** START OF LISTED ENTRIES **

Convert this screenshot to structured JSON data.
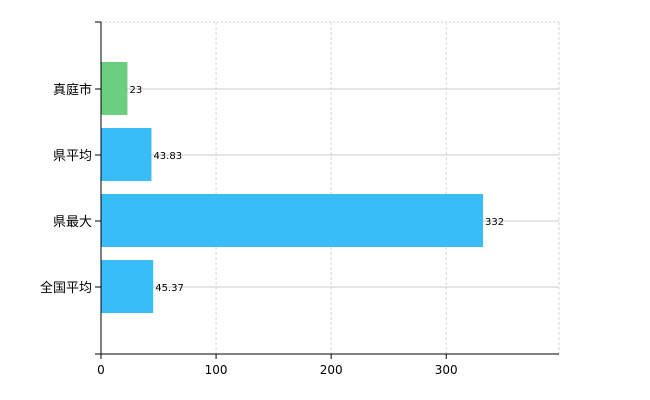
{
  "chart_data": {
    "type": "bar",
    "orientation": "horizontal",
    "categories": [
      "真庭市",
      "県平均",
      "県最大",
      "全国平均"
    ],
    "values": [
      23,
      43.83,
      332,
      45.37
    ],
    "data_labels": [
      "23",
      "43.83",
      "332",
      "45.37"
    ],
    "colors": [
      "#6ccf80",
      "#38bdf8",
      "#38bdf8",
      "#38bdf8"
    ],
    "xlim": [
      0,
      398
    ],
    "xticks": [
      0,
      100,
      200,
      300
    ],
    "xtick_labels": [
      "0",
      "100",
      "200",
      "300"
    ],
    "grid": true,
    "title": "",
    "xlabel": "",
    "ylabel": ""
  }
}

** END OF LISTED ENTRIES **

SET TASK: Repeat verbatim all the material, but not the pictures.

RESPONSE FOR THIS EXERCISE:
Convert this screenshot to structured JSON data.
{
  "chart_data": {
    "type": "bar",
    "orientation": "horizontal",
    "categories": [
      "真庭市",
      "県平均",
      "県最大",
      "全国平均"
    ],
    "values": [
      23,
      43.83,
      332,
      45.37
    ],
    "data_labels": [
      "23",
      "43.83",
      "332",
      "45.37"
    ],
    "colors": [
      "#6ccf80",
      "#38bdf8",
      "#38bdf8",
      "#38bdf8"
    ],
    "xlim": [
      0,
      398
    ],
    "xticks": [
      0,
      100,
      200,
      300
    ],
    "xtick_labels": [
      "0",
      "100",
      "200",
      "300"
    ],
    "grid": true,
    "title": "",
    "xlabel": "",
    "ylabel": ""
  }
}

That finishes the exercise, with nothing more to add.